Objective: Locate every line in the material below that has the word "icon". Copy each of those lines.

Items from a data source:
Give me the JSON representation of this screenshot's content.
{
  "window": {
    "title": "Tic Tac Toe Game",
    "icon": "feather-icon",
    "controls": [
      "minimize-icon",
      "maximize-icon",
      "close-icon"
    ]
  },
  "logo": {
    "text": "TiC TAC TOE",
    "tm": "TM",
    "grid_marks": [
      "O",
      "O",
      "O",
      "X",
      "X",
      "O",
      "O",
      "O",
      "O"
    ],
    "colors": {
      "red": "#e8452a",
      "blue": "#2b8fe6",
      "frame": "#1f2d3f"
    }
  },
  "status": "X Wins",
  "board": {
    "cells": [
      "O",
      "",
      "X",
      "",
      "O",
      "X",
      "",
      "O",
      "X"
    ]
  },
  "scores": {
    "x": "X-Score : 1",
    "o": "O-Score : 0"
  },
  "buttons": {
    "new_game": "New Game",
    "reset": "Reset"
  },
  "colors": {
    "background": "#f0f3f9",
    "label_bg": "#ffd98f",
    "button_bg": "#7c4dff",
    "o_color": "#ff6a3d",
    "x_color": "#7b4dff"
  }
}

Task output:
    "icon": "feather-icon",
      "minimize-icon",
      "maximize-icon",
      "close-icon"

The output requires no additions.